> Set task
Output every line of the listing below as a JSON list of strings, one string per line, and leave out any blank lines.

-- Begin --

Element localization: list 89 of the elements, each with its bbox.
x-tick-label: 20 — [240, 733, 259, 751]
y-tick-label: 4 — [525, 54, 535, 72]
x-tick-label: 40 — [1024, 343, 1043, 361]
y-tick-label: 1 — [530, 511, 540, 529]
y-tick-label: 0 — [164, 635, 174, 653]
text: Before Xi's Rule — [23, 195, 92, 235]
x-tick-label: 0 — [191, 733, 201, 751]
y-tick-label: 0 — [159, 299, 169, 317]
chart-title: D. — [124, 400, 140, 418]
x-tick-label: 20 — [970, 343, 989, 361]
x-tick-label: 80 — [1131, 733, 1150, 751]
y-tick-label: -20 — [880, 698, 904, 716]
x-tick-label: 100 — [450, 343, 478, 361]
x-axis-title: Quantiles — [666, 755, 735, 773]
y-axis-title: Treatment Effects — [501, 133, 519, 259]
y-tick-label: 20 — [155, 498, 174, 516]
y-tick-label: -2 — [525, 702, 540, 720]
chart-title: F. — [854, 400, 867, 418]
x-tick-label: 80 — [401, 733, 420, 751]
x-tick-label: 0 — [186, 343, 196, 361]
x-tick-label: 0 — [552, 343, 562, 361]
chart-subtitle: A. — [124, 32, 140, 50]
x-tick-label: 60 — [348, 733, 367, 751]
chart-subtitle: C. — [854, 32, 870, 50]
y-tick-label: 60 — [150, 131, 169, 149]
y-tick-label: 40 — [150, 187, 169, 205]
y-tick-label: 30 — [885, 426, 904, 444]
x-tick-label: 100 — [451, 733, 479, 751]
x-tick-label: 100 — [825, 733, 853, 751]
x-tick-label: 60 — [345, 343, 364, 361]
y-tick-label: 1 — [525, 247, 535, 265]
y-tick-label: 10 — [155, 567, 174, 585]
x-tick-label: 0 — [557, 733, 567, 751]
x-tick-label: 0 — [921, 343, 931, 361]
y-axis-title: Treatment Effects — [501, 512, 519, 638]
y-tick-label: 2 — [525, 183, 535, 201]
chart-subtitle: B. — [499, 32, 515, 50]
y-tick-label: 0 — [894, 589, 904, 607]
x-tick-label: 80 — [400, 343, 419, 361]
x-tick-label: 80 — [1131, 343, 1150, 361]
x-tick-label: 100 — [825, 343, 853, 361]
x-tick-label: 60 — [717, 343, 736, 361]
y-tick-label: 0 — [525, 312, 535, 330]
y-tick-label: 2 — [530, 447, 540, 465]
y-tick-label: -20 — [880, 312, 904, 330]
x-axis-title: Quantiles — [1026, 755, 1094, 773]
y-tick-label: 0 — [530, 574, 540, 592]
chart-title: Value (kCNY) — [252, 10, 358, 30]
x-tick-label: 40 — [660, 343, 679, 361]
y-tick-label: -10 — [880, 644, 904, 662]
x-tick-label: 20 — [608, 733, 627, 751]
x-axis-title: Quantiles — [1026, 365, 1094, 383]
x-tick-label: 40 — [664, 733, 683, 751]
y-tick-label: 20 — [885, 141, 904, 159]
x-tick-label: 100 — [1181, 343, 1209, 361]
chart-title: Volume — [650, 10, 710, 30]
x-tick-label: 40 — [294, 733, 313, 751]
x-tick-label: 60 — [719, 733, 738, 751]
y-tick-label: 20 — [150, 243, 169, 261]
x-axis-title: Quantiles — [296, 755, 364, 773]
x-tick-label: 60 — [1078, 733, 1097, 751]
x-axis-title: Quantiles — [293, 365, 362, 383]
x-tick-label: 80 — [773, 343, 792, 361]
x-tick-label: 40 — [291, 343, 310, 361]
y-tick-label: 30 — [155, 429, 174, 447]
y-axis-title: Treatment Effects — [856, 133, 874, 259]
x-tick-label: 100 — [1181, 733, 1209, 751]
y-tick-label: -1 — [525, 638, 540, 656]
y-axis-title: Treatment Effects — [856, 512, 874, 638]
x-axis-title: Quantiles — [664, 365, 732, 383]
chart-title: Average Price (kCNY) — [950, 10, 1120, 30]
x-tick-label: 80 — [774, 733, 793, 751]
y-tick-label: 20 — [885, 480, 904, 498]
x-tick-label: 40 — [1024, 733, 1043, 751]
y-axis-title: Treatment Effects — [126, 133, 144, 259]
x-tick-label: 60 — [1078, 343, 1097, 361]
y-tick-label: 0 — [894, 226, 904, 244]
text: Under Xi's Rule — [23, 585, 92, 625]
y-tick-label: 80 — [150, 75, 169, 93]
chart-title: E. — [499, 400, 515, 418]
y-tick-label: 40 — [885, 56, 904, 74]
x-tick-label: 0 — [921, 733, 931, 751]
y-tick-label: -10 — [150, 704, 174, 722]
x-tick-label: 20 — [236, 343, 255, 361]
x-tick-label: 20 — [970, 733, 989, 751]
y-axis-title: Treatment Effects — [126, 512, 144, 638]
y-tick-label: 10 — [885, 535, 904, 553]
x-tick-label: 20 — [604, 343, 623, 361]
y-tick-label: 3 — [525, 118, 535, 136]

-- End --

> Exercise response
[
  "Element localization: list 89 of the elements, each with its bbox.",
  "x-tick-label: 20 — [240, 733, 259, 751]",
  "y-tick-label: 4 — [525, 54, 535, 72]",
  "x-tick-label: 40 — [1024, 343, 1043, 361]",
  "y-tick-label: 1 — [530, 511, 540, 529]",
  "y-tick-label: 0 — [164, 635, 174, 653]",
  "text: Before Xi's Rule — [23, 195, 92, 235]",
  "x-tick-label: 0 — [191, 733, 201, 751]",
  "y-tick-label: 0 — [159, 299, 169, 317]",
  "chart-title: D. — [124, 400, 140, 418]",
  "x-tick-label: 20 — [970, 343, 989, 361]",
  "x-tick-label: 80 — [1131, 733, 1150, 751]",
  "y-tick-label: -20 — [880, 698, 904, 716]",
  "x-tick-label: 100 — [450, 343, 478, 361]",
  "x-axis-title: Quantiles — [666, 755, 735, 773]",
  "y-axis-title: Treatment Effects — [501, 133, 519, 259]",
  "y-tick-label: 20 — [155, 498, 174, 516]",
  "y-tick-label: -2 — [525, 702, 540, 720]",
  "chart-title: F. — [854, 400, 867, 418]",
  "x-tick-label: 80 — [401, 733, 420, 751]",
  "x-tick-label: 0 — [186, 343, 196, 361]",
  "x-tick-label: 0 — [552, 343, 562, 361]",
  "chart-subtitle: A. — [124, 32, 140, 50]",
  "x-tick-label: 60 — [348, 733, 367, 751]",
  "chart-subtitle: C. — [854, 32, 870, 50]",
  "y-tick-label: 60 — [150, 131, 169, 149]",
  "y-tick-label: 40 — [150, 187, 169, 205]",
  "y-tick-label: 30 — [885, 426, 904, 444]",
  "x-tick-label: 100 — [451, 733, 479, 751]",
  "x-tick-label: 100 — [825, 733, 853, 751]",
  "x-tick-label: 60 — [345, 343, 364, 361]",
  "y-tick-label: 1 — [525, 247, 535, 265]",
  "y-tick-label: 10 — [155, 567, 174, 585]",
  "x-tick-label: 0 — [557, 733, 567, 751]",
  "x-tick-label: 0 — [921, 343, 931, 361]",
  "y-axis-title: Treatment Effects — [501, 512, 519, 638]",
  "y-tick-label: 2 — [525, 183, 535, 201]",
  "chart-subtitle: B. — [499, 32, 515, 50]",
  "y-tick-label: 0 — [894, 589, 904, 607]",
  "x-tick-label: 80 — [400, 343, 419, 361]",
  "x-tick-label: 80 — [1131, 343, 1150, 361]",
  "x-tick-label: 100 — [825, 343, 853, 361]",
  "x-tick-label: 60 — [717, 343, 736, 361]",
  "y-tick-label: 0 — [525, 312, 535, 330]",
  "y-tick-label: 2 — [530, 447, 540, 465]",
  "y-tick-label: -20 — [880, 312, 904, 330]",
  "x-axis-title: Quantiles — [1026, 755, 1094, 773]",
  "y-tick-label: 0 — [530, 574, 540, 592]",
  "chart-title: Value (kCNY) — [252, 10, 358, 30]",
  "x-tick-label: 40 — [660, 343, 679, 361]",
  "y-tick-label: -10 — [880, 644, 904, 662]",
  "x-tick-label: 20 — [608, 733, 627, 751]",
  "x-axis-title: Quantiles — [1026, 365, 1094, 383]",
  "x-tick-label: 40 — [664, 733, 683, 751]",
  "y-tick-label: 20 — [885, 141, 904, 159]",
  "x-tick-label: 100 — [1181, 343, 1209, 361]",
  "chart-title: Volume — [650, 10, 710, 30]",
  "x-tick-label: 40 — [294, 733, 313, 751]",
  "x-tick-label: 60 — [719, 733, 738, 751]",
  "y-tick-label: 20 — [150, 243, 169, 261]",
  "x-axis-title: Quantiles — [296, 755, 364, 773]",
  "x-tick-label: 60 — [1078, 733, 1097, 751]",
  "x-axis-title: Quantiles — [293, 365, 362, 383]",
  "x-tick-label: 80 — [773, 343, 792, 361]",
  "x-tick-label: 40 — [291, 343, 310, 361]",
  "y-tick-label: 30 — [155, 429, 174, 447]",
  "y-axis-title: Treatment Effects — [856, 133, 874, 259]",
  "x-tick-label: 100 — [1181, 733, 1209, 751]",
  "y-tick-label: -1 — [525, 638, 540, 656]",
  "y-axis-title: Treatment Effects — [856, 512, 874, 638]",
  "x-axis-title: Quantiles — [664, 365, 732, 383]",
  "chart-title: Average Price (kCNY) — [950, 10, 1120, 30]",
  "x-tick-label: 80 — [774, 733, 793, 751]",
  "y-tick-label: 20 — [885, 480, 904, 498]",
  "x-tick-label: 40 — [1024, 733, 1043, 751]",
  "y-axis-title: Treatment Effects — [126, 133, 144, 259]",
  "x-tick-label: 60 — [1078, 343, 1097, 361]",
  "y-tick-label: 0 — [894, 226, 904, 244]",
  "text: Under Xi's Rule — [23, 585, 92, 625]",
  "y-tick-label: 80 — [150, 75, 169, 93]",
  "chart-title: E. — [499, 400, 515, 418]",
  "y-tick-label: 40 — [885, 56, 904, 74]",
  "x-tick-label: 0 — [921, 733, 931, 751]",
  "y-tick-label: -10 — [150, 704, 174, 722]",
  "x-tick-label: 20 — [236, 343, 255, 361]",
  "x-tick-label: 20 — [970, 733, 989, 751]",
  "y-axis-title: Treatment Effects — [126, 512, 144, 638]",
  "y-tick-label: 10 — [885, 535, 904, 553]",
  "x-tick-label: 20 — [604, 343, 623, 361]",
  "y-tick-label: 3 — [525, 118, 535, 136]"
]